(Data records)
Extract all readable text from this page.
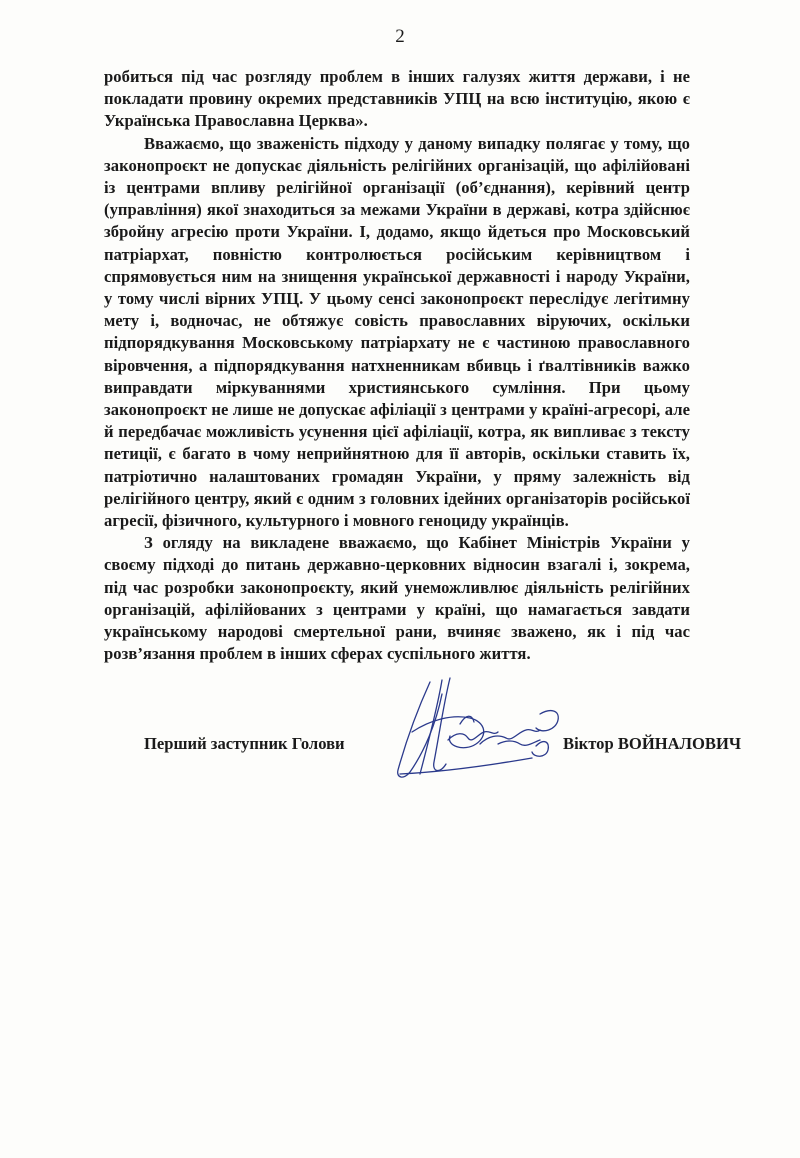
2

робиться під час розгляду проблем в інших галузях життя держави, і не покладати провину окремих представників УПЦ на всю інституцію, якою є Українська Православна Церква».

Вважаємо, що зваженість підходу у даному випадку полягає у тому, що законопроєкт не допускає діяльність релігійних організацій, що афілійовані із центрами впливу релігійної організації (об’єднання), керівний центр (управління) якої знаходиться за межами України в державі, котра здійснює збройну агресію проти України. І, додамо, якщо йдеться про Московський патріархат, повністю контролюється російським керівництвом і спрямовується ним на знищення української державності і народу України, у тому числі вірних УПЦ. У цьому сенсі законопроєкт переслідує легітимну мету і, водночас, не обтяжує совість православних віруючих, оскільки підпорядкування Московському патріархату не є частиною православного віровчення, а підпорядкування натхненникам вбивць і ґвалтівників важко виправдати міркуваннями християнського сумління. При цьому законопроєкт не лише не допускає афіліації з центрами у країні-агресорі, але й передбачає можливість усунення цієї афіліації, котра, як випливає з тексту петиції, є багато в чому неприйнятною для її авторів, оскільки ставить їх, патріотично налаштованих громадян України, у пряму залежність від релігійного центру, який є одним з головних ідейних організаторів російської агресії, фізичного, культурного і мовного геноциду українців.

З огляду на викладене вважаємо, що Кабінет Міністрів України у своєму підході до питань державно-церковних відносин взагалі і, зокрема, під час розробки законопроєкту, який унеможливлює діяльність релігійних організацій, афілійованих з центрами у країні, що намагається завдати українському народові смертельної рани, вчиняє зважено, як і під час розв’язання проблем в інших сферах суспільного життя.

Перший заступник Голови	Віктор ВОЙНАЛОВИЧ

EXERCISE REQUIREMENTS:
Using the material above, set down every line exactly, but skip the pictures.

ANSWER IN FULL:
Extract all readable text from this page.
2

робиться під час розгляду проблем в інших галузях життя держави, і не покладати провину окремих представників УПЦ на всю інституцію, якою є Українська Православна Церква».

Вважаємо, що зваженість підходу у даному випадку полягає у тому, що законопроєкт не допускає діяльність релігійних організацій, що афілійовані із центрами впливу релігійної організації (об’єднання), керівний центр (управління) якої знаходиться за межами України в державі, котра здійснює збройну агресію проти України. І, додамо, якщо йдеться про Московський патріархат, повністю контролюється російським керівництвом і спрямовується ним на знищення української державності і народу України, у тому числі вірних УПЦ. У цьому сенсі законопроєкт переслідує легітимну мету і, водночас, не обтяжує совість православних віруючих, оскільки підпорядкування Московському патріархату не є частиною православного віровчення, а підпорядкування натхненникам вбивць і ґвалтівників важко виправдати міркуваннями християнського сумління. При цьому законопроєкт не лише не допускає афіліації з центрами у країні-агресорі, але й передбачає можливість усунення цієї афіліації, котра, як випливає з тексту петиції, є багато в чому неприйнятною для її авторів, оскільки ставить їх, патріотично налаштованих громадян України, у пряму залежність від релігійного центру, який є одним з головних ідейних організаторів російської агресії, фізичного, культурного і мовного геноциду українців.

З огляду на викладене вважаємо, що Кабінет Міністрів України у своєму підході до питань державно-церковних відносин взагалі і, зокрема, під час розробки законопроєкту, який унеможливлює діяльність релігійних організацій, афілійованих з центрами у країні, що намагається завдати українському народові смертельної рани, вчиняє зважено, як і під час розв’язання проблем в інших сферах суспільного життя.

Перший заступник Голови	Віктор ВОЙНАЛОВИЧ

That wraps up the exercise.